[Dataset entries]
[start]
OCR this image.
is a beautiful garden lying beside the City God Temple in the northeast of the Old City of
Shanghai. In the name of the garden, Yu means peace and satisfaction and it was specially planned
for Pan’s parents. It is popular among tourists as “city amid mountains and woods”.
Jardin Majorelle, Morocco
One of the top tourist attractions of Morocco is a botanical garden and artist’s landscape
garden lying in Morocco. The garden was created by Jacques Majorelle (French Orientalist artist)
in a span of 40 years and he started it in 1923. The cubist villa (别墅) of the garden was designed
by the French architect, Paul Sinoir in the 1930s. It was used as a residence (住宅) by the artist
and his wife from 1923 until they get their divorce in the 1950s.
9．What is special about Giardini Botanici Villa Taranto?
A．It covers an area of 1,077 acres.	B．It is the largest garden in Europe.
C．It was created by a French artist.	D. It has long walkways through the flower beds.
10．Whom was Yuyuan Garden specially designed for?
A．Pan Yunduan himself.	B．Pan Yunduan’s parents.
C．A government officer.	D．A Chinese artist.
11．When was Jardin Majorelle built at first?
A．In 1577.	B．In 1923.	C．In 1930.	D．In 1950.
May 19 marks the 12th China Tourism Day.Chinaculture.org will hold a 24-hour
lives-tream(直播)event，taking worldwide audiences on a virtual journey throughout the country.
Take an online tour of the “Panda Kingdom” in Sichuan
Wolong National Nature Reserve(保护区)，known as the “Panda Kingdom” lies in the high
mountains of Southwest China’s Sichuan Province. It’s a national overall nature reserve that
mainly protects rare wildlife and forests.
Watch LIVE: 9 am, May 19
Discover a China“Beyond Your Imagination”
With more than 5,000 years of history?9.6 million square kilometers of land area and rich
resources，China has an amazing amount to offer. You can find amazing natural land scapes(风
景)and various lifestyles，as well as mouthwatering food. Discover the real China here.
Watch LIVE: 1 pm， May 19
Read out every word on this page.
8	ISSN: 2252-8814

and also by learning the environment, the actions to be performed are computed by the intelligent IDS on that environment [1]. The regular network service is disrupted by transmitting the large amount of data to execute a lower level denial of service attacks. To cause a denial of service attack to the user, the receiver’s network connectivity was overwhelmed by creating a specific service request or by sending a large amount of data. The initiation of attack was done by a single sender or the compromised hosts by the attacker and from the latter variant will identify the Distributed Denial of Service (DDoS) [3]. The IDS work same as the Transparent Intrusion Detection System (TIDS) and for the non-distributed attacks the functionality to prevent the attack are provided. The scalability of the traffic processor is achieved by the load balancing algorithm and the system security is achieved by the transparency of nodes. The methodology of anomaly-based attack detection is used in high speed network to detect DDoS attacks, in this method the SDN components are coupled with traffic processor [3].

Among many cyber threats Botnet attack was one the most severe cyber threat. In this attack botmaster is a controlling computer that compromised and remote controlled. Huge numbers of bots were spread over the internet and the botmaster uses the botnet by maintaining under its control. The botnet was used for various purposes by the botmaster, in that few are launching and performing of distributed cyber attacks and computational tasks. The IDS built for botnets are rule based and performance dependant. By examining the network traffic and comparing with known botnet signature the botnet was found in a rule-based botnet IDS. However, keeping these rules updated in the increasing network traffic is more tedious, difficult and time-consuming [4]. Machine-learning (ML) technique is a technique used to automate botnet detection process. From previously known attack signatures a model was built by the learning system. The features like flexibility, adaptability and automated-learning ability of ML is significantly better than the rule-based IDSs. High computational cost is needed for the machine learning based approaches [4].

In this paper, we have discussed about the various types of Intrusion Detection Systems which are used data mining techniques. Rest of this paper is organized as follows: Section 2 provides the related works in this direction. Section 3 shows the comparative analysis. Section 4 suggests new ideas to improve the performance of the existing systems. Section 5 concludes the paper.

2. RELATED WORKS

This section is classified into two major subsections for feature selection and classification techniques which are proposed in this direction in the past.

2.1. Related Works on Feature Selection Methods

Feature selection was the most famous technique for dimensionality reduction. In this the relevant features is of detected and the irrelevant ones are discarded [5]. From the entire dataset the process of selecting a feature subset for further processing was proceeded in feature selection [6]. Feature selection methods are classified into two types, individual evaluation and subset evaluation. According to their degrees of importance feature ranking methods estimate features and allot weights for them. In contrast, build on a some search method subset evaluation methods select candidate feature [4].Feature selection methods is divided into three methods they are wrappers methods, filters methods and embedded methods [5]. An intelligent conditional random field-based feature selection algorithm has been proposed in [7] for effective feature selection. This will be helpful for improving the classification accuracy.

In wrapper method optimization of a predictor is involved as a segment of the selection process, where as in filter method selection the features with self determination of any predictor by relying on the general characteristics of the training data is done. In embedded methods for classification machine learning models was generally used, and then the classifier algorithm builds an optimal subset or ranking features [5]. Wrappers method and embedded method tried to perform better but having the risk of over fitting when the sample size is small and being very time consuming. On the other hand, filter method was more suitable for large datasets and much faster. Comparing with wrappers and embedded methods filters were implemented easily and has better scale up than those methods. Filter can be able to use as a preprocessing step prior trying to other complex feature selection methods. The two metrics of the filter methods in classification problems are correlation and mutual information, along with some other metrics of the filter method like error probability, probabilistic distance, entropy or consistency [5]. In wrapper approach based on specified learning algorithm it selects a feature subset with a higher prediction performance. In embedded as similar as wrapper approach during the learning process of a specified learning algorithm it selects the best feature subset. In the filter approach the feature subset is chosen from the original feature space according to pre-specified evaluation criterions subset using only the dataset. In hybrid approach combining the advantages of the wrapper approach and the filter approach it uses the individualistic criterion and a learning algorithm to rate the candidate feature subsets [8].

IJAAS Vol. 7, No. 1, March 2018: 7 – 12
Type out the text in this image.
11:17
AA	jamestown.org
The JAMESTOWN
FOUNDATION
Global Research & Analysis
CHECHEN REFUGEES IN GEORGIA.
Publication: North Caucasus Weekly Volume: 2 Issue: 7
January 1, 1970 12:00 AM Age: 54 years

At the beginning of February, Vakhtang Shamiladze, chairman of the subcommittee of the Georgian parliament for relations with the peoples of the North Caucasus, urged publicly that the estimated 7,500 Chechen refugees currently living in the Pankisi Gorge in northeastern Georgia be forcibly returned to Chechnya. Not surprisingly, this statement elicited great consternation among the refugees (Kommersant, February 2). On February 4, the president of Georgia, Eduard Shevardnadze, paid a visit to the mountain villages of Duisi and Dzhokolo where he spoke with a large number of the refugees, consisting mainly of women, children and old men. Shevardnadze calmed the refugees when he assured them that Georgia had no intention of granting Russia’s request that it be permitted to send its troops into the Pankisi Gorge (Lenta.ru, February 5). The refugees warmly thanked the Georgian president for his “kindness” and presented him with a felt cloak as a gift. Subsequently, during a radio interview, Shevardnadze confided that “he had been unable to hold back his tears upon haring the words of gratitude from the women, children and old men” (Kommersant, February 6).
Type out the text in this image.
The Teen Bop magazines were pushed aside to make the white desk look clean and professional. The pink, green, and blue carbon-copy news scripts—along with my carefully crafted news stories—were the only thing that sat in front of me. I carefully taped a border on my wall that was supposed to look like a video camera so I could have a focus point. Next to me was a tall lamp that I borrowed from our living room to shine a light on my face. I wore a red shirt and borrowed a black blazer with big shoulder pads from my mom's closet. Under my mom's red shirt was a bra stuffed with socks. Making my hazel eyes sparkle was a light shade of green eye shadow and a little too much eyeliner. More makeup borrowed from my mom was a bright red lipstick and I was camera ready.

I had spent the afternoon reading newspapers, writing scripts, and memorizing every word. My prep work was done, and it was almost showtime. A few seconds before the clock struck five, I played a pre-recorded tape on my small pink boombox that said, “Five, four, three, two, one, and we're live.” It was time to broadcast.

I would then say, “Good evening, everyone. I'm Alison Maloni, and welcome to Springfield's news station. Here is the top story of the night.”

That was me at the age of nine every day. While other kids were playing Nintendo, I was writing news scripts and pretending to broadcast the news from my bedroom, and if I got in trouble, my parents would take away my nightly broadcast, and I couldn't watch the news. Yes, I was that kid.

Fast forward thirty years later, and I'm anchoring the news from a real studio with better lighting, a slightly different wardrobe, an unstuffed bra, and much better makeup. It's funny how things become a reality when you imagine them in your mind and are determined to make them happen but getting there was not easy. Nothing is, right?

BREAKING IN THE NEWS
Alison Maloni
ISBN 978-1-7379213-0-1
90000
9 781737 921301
[end]
**WHAT TO PRODUCE**
In the records above, locate every line with the string "French" and copy it.

**EXERCISE ANSWER**
garden lying in Morocco. The garden was created by Jacques Majorelle (French Orientalist artist)
by the French architect, Paul Sinoir in the 1930s. It was used as a residence (住宅) by the artist
C．It was created by a French artist.	D. It has long walkways through the flower beds.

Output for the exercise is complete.